» Requirement
Copy out each line below that has the word "title" in it.
Begin Records for processing
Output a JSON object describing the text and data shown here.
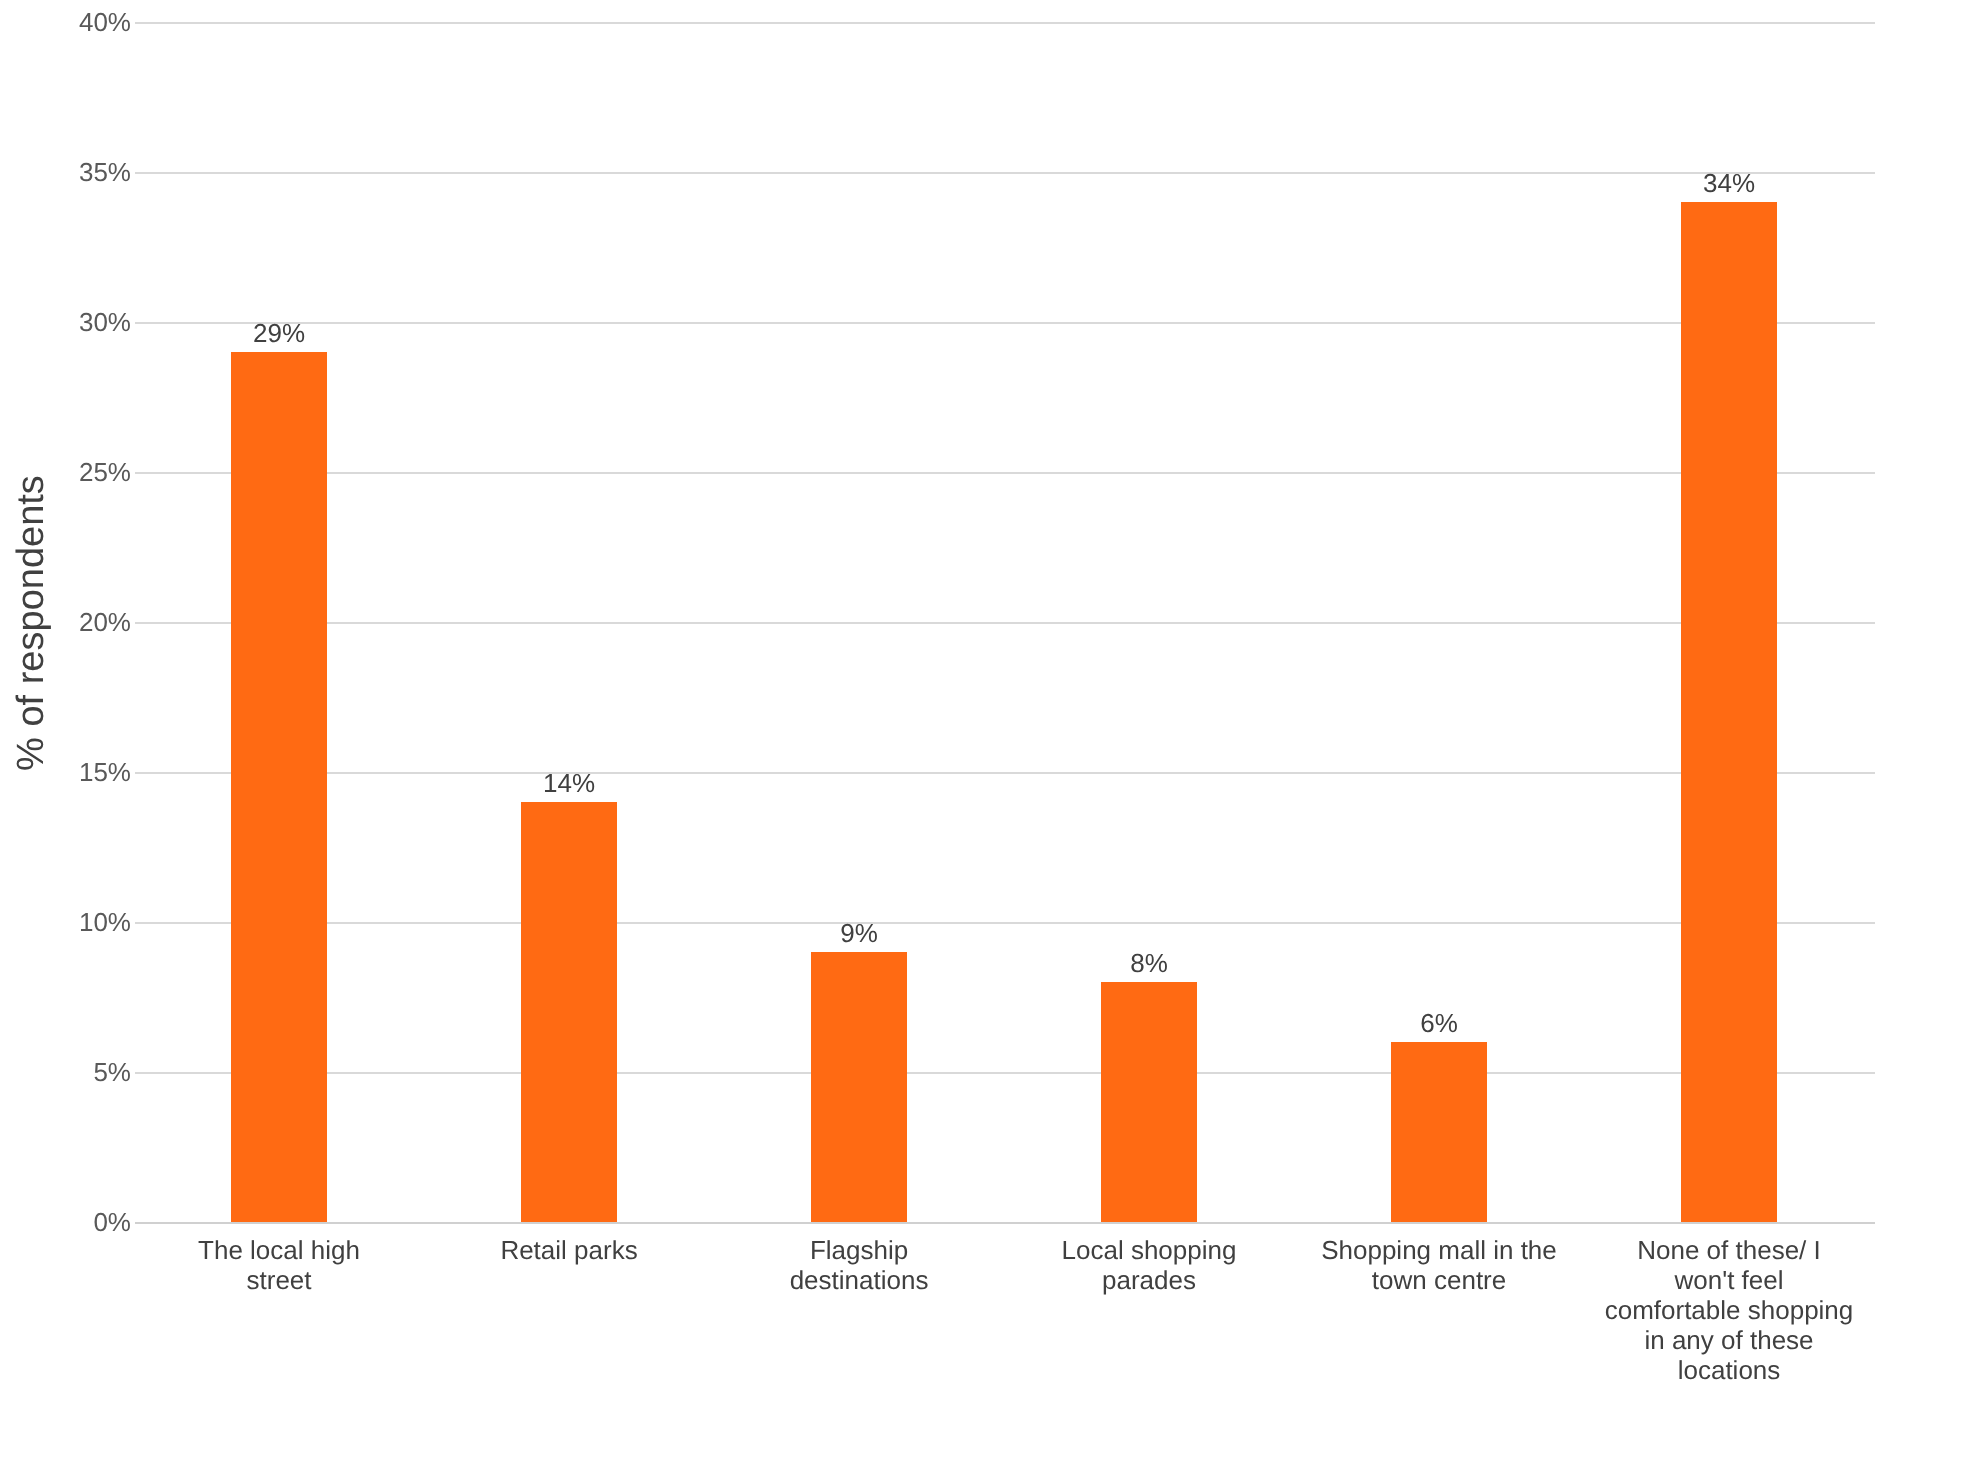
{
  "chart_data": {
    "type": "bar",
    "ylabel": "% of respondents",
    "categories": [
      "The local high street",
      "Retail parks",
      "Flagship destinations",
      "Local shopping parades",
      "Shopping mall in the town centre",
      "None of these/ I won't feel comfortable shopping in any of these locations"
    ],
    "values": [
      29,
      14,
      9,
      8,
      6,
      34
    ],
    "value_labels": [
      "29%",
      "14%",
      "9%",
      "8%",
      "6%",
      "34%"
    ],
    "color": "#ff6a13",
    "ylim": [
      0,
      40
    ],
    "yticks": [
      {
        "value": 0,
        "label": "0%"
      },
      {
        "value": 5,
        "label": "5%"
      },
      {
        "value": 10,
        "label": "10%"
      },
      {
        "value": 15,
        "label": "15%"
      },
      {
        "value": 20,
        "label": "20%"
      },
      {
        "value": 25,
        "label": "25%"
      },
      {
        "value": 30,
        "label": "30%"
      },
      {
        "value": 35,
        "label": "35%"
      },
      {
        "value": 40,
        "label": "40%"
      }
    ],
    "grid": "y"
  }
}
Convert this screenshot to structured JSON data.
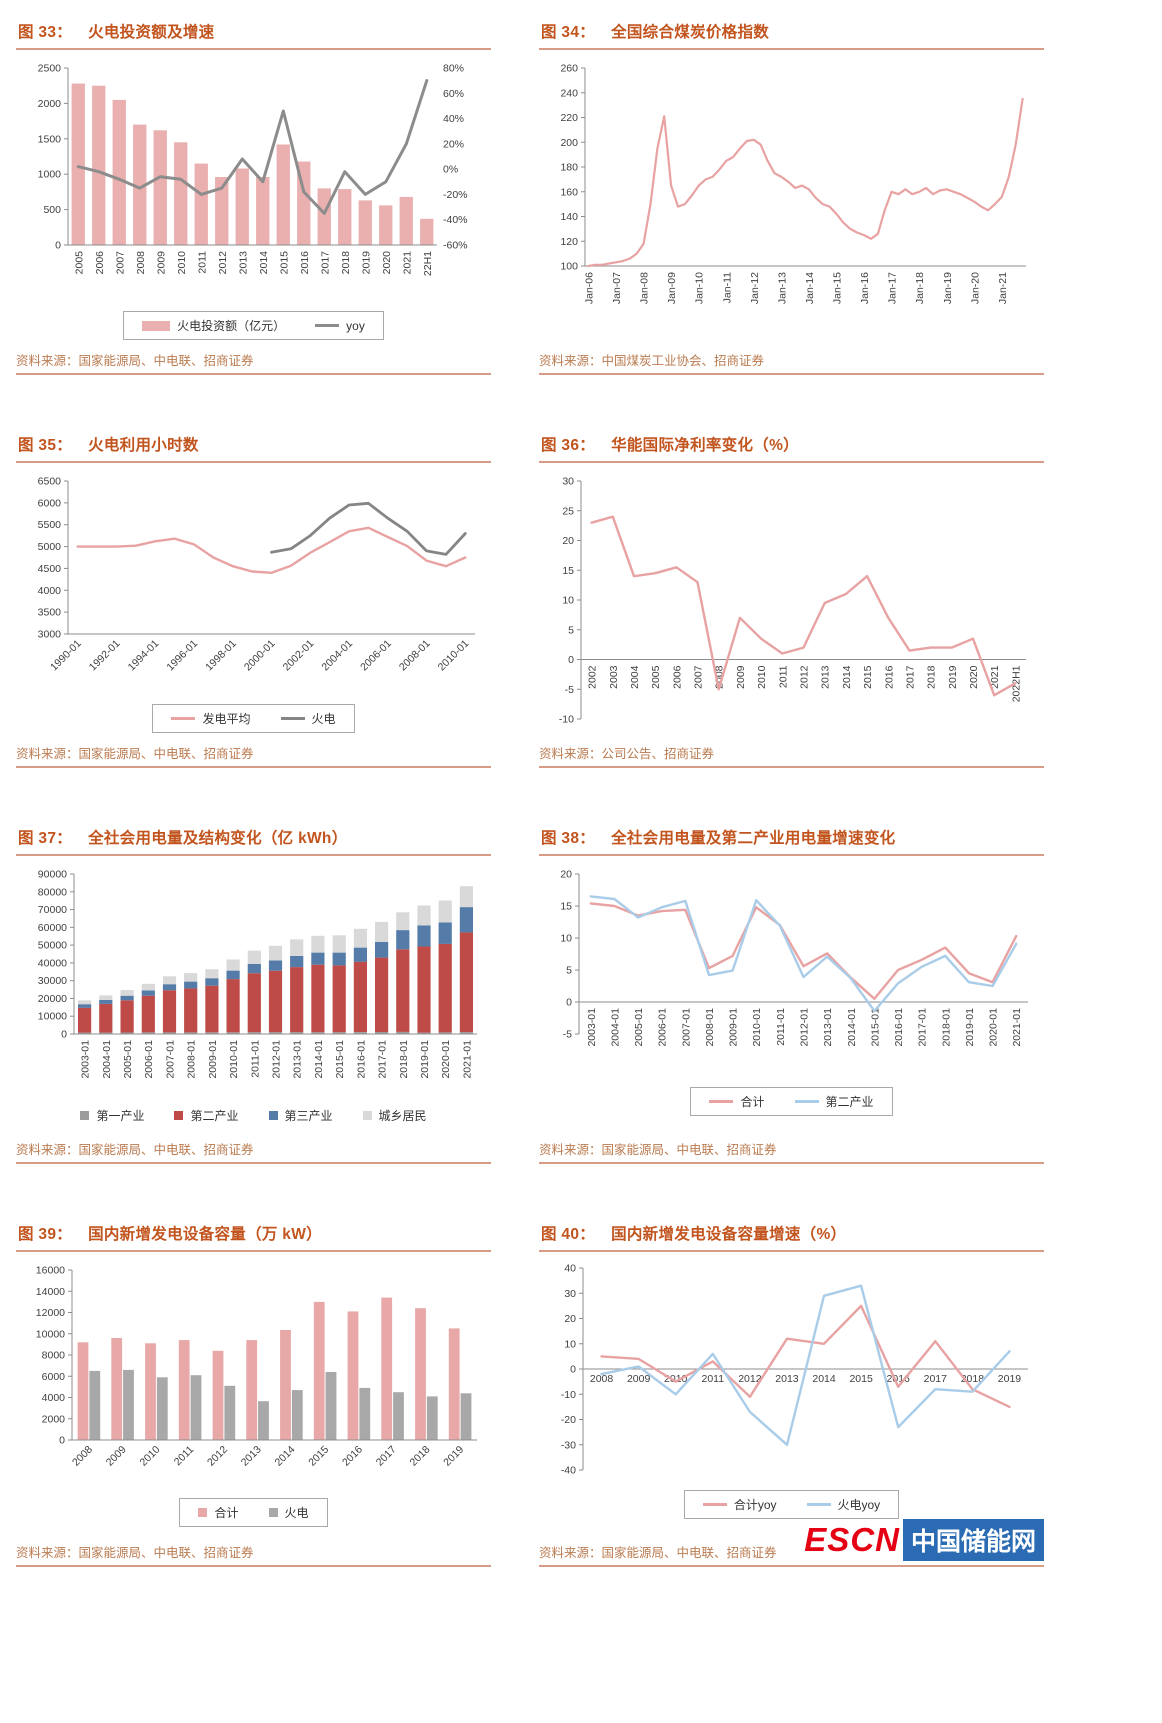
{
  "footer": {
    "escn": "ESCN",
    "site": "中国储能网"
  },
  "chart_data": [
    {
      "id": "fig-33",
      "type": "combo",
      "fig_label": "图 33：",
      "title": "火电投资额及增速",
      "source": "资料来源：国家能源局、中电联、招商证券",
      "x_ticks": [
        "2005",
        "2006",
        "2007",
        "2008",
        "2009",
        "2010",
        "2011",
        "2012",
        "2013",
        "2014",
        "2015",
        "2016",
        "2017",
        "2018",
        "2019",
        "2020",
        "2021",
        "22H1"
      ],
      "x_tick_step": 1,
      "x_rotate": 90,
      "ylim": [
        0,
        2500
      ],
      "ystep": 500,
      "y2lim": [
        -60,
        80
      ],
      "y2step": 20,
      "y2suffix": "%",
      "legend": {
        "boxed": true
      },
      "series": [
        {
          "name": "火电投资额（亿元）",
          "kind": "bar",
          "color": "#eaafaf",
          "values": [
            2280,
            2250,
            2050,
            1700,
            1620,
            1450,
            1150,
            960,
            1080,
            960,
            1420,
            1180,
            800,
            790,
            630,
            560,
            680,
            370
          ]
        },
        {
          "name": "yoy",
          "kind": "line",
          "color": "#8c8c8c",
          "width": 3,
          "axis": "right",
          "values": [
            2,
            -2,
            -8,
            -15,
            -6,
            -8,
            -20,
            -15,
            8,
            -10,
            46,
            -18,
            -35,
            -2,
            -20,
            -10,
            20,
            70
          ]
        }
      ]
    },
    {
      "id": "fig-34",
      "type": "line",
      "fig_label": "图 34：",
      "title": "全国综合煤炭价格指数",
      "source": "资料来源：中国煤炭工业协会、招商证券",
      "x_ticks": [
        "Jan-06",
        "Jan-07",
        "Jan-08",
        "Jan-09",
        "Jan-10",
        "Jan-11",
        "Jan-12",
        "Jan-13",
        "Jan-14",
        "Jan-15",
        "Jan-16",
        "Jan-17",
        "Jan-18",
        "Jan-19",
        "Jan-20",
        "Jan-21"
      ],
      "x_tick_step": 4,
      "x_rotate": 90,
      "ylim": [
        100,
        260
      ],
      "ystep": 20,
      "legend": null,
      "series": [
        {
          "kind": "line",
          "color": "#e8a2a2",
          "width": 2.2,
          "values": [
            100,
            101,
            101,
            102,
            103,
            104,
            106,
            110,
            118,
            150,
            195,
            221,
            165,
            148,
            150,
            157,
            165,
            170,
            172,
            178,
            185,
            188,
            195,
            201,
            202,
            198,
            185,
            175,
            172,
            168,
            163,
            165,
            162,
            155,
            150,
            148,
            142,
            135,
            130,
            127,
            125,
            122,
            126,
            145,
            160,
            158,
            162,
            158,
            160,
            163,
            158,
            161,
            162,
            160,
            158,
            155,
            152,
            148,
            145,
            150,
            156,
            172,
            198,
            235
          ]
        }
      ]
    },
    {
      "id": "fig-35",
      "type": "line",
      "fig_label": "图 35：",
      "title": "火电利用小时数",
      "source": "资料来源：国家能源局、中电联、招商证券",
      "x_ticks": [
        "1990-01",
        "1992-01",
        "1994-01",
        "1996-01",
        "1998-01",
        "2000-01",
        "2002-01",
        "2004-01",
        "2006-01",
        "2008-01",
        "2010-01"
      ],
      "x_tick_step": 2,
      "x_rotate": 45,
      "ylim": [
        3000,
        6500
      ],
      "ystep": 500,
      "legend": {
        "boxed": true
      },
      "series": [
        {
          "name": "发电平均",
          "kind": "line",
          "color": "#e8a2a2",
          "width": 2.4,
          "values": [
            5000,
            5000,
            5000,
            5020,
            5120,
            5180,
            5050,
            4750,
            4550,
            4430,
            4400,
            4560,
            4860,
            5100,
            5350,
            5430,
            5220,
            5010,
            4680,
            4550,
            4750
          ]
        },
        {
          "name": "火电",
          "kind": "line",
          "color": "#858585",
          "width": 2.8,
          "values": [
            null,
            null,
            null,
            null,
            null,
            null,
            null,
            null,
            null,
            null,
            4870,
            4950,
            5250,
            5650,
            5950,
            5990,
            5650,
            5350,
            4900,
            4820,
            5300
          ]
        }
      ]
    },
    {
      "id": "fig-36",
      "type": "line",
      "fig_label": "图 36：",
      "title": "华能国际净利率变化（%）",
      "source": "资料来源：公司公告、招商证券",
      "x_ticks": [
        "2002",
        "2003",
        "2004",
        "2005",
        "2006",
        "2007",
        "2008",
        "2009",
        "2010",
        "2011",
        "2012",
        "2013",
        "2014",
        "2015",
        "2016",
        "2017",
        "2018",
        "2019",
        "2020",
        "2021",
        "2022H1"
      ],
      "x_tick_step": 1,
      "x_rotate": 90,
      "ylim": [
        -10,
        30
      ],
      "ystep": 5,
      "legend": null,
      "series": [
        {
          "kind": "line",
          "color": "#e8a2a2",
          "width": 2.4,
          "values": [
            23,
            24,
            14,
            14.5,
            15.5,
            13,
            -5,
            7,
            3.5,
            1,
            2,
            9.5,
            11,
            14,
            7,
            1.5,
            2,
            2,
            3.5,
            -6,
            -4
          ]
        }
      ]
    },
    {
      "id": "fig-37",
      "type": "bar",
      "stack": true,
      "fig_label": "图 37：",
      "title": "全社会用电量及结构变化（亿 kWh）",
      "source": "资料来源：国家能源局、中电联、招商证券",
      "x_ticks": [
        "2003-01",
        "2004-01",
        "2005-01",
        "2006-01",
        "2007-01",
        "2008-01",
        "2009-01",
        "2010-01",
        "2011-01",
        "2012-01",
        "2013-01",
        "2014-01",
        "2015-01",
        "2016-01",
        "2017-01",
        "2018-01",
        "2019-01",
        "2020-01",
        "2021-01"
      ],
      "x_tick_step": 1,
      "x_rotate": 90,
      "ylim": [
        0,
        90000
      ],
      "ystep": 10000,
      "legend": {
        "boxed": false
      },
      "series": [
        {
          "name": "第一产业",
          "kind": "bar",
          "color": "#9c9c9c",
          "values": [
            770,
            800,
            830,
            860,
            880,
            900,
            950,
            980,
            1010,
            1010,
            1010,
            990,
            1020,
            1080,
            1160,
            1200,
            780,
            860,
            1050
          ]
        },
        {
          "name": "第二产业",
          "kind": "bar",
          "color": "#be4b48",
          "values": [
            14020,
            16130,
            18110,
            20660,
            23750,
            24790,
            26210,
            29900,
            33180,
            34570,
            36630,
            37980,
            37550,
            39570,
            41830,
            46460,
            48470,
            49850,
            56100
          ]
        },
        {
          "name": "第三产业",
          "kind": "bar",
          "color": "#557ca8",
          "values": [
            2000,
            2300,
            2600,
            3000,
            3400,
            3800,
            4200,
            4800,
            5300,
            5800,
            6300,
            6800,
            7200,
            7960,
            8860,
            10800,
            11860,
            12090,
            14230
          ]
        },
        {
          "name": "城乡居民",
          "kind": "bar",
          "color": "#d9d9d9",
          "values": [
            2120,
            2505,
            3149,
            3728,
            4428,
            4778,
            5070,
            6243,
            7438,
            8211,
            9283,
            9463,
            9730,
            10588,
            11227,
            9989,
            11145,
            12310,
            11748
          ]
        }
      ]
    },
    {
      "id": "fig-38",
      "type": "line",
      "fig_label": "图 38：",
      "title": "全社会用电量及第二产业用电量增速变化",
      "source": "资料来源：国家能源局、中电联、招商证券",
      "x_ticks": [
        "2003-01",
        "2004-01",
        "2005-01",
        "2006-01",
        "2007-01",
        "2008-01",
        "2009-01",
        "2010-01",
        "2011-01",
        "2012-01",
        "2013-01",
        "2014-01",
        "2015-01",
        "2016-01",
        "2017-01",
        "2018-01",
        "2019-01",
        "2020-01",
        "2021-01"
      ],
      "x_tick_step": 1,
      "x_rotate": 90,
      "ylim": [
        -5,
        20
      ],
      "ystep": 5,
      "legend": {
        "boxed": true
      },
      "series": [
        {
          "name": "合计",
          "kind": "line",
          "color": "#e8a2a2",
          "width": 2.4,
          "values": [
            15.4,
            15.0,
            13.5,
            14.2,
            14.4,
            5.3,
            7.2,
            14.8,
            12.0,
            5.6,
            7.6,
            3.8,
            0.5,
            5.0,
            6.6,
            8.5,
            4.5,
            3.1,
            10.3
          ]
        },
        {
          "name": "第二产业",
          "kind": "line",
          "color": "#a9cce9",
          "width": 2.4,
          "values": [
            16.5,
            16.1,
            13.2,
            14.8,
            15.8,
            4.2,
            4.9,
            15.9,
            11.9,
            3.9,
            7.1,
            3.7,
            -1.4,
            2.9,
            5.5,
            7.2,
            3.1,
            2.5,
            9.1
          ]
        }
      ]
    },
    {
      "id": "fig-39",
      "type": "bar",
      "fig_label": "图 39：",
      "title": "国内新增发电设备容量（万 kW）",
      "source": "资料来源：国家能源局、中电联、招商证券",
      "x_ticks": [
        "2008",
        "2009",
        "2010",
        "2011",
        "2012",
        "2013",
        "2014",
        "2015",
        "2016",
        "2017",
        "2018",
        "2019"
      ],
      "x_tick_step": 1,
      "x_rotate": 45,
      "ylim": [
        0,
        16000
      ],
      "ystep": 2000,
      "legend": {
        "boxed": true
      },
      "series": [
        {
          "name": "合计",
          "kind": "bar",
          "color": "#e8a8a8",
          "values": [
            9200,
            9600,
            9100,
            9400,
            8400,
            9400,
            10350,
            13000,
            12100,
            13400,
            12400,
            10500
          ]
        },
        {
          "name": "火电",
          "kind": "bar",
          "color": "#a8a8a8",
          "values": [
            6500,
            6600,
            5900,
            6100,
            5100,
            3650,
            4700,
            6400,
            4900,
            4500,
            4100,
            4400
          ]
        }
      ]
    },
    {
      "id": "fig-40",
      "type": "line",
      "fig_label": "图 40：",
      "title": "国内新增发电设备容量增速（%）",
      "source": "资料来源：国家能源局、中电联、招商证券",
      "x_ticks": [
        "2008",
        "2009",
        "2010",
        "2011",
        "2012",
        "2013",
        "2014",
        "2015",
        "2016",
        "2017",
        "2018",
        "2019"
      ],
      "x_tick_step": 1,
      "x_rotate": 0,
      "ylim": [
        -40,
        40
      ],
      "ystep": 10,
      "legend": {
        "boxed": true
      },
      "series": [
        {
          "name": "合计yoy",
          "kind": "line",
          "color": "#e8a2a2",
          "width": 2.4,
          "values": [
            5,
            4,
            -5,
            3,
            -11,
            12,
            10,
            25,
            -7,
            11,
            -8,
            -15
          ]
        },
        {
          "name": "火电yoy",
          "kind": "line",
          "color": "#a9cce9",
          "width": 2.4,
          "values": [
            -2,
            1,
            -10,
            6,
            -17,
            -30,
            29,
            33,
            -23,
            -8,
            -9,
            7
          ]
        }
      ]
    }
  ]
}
End Records for processing
» Response
      "title": "火电投资额及增速",
      "title": "全国综合煤炭价格指数",
      "title": "火电利用小时数",
      "title": "华能国际净利率变化（%）",
      "title": "全社会用电量及结构变化（亿 kWh）",
      "title": "全社会用电量及第二产业用电量增速变化",
      "title": "国内新增发电设备容量（万 kW）",
      "title": "国内新增发电设备容量增速（%）",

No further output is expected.